Task data

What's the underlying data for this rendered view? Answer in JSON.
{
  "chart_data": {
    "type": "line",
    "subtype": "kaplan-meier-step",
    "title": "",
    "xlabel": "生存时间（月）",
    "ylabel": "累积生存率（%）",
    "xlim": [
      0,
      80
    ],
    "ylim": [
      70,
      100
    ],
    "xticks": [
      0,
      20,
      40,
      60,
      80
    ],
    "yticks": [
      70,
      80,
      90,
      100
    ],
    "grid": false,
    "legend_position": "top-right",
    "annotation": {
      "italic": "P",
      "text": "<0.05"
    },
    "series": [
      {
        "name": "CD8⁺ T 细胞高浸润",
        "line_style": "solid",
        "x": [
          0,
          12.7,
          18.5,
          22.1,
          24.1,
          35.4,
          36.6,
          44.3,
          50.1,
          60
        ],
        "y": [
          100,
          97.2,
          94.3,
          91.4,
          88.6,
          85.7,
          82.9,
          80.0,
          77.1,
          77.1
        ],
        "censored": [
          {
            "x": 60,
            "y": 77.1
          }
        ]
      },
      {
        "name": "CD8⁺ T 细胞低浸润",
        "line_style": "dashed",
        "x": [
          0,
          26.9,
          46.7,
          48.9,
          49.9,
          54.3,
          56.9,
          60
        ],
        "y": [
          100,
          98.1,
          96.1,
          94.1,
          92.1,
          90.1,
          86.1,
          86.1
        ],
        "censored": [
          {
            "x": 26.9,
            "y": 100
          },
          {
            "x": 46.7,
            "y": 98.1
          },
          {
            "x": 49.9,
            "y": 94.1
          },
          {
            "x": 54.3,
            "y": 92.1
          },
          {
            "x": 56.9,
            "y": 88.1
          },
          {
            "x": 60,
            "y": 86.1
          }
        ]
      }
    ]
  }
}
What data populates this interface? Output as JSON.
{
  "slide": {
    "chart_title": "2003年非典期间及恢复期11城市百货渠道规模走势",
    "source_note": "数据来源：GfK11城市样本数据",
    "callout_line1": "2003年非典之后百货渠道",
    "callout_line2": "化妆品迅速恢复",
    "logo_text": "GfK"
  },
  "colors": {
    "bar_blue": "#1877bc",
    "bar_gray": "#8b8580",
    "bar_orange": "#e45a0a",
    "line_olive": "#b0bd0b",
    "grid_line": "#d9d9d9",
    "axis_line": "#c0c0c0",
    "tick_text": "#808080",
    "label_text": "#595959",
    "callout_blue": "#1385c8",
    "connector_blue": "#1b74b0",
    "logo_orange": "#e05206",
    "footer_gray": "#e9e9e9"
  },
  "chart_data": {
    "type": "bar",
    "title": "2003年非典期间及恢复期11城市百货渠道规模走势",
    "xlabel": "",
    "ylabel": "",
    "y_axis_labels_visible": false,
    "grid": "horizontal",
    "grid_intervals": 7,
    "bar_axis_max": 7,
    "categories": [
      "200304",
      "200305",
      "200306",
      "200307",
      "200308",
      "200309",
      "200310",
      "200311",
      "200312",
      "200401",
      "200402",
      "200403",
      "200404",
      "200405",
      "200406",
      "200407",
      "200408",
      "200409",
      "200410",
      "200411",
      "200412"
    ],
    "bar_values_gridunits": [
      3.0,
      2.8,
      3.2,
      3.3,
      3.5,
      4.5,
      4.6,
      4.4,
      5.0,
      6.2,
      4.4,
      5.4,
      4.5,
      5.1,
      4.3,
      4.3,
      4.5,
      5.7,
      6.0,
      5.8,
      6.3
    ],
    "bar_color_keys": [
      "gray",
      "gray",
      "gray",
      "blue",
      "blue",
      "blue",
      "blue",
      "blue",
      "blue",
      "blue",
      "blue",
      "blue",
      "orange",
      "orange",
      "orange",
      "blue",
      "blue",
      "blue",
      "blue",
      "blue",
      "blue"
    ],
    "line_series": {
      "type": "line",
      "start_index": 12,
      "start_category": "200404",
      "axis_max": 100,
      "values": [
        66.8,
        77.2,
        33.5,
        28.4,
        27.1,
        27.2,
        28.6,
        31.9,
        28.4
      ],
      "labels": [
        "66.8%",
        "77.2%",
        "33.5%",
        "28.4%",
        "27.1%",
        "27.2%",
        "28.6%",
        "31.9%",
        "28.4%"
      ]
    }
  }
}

Exercise
Write out the whole listing again. Match it word for word.

Task output
What's the underlying data for this rendered view? Answer in JSON.
{
  "chart_data": {
    "type": "line",
    "subtype": "kaplan-meier-step",
    "title": "",
    "xlabel": "生存时间（月）",
    "ylabel": "累积生存率（%）",
    "xlim": [
      0,
      80
    ],
    "ylim": [
      70,
      100
    ],
    "xticks": [
      0,
      20,
      40,
      60,
      80
    ],
    "yticks": [
      70,
      80,
      90,
      100
    ],
    "grid": false,
    "legend_position": "top-right",
    "annotation": {
      "italic": "P",
      "text": "<0.05"
    },
    "series": [
      {
        "name": "CD8⁺ T 细胞高浸润",
        "line_style": "solid",
        "x": [
          0,
          12.7,
          18.5,
          22.1,
          24.1,
          35.4,
          36.6,
          44.3,
          50.1,
          60
        ],
        "y": [
          100,
          97.2,
          94.3,
          91.4,
          88.6,
          85.7,
          82.9,
          80.0,
          77.1,
          77.1
        ],
        "censored": [
          {
            "x": 60,
            "y": 77.1
          }
        ]
      },
      {
        "name": "CD8⁺ T 细胞低浸润",
        "line_style": "dashed",
        "x": [
          0,
          26.9,
          46.7,
          48.9,
          49.9,
          54.3,
          56.9,
          60
        ],
        "y": [
          100,
          98.1,
          96.1,
          94.1,
          92.1,
          90.1,
          86.1,
          86.1
        ],
        "censored": [
          {
            "x": 26.9,
            "y": 100
          },
          {
            "x": 46.7,
            "y": 98.1
          },
          {
            "x": 49.9,
            "y": 94.1
          },
          {
            "x": 54.3,
            "y": 92.1
          },
          {
            "x": 56.9,
            "y": 88.1
          },
          {
            "x": 60,
            "y": 86.1
          }
        ]
      }
    ]
  }
}
What data populates this interface? Output as JSON.
{
  "slide": {
    "chart_title": "2003年非典期间及恢复期11城市百货渠道规模走势",
    "source_note": "数据来源：GfK11城市样本数据",
    "callout_line1": "2003年非典之后百货渠道",
    "callout_line2": "化妆品迅速恢复",
    "logo_text": "GfK"
  },
  "colors": {
    "bar_blue": "#1877bc",
    "bar_gray": "#8b8580",
    "bar_orange": "#e45a0a",
    "line_olive": "#b0bd0b",
    "grid_line": "#d9d9d9",
    "axis_line": "#c0c0c0",
    "tick_text": "#808080",
    "label_text": "#595959",
    "callout_blue": "#1385c8",
    "connector_blue": "#1b74b0",
    "logo_orange": "#e05206",
    "footer_gray": "#e9e9e9"
  },
  "chart_data": {
    "type": "bar",
    "title": "2003年非典期间及恢复期11城市百货渠道规模走势",
    "xlabel": "",
    "ylabel": "",
    "y_axis_labels_visible": false,
    "grid": "horizontal",
    "grid_intervals": 7,
    "bar_axis_max": 7,
    "categories": [
      "200304",
      "200305",
      "200306",
      "200307",
      "200308",
      "200309",
      "200310",
      "200311",
      "200312",
      "200401",
      "200402",
      "200403",
      "200404",
      "200405",
      "200406",
      "200407",
      "200408",
      "200409",
      "200410",
      "200411",
      "200412"
    ],
    "bar_values_gridunits": [
      3.0,
      2.8,
      3.2,
      3.3,
      3.5,
      4.5,
      4.6,
      4.4,
      5.0,
      6.2,
      4.4,
      5.4,
      4.5,
      5.1,
      4.3,
      4.3,
      4.5,
      5.7,
      6.0,
      5.8,
      6.3
    ],
    "bar_color_keys": [
      "gray",
      "gray",
      "gray",
      "blue",
      "blue",
      "blue",
      "blue",
      "blue",
      "blue",
      "blue",
      "blue",
      "blue",
      "orange",
      "orange",
      "orange",
      "blue",
      "blue",
      "blue",
      "blue",
      "blue",
      "blue"
    ],
    "line_series": {
      "type": "line",
      "start_index": 12,
      "start_category": "200404",
      "axis_max": 100,
      "values": [
        66.8,
        77.2,
        33.5,
        28.4,
        27.1,
        27.2,
        28.6,
        31.9,
        28.4
      ],
      "labels": [
        "66.8%",
        "77.2%",
        "33.5%",
        "28.4%",
        "27.1%",
        "27.2%",
        "28.6%",
        "31.9%",
        "28.4%"
      ]
    }
  }
}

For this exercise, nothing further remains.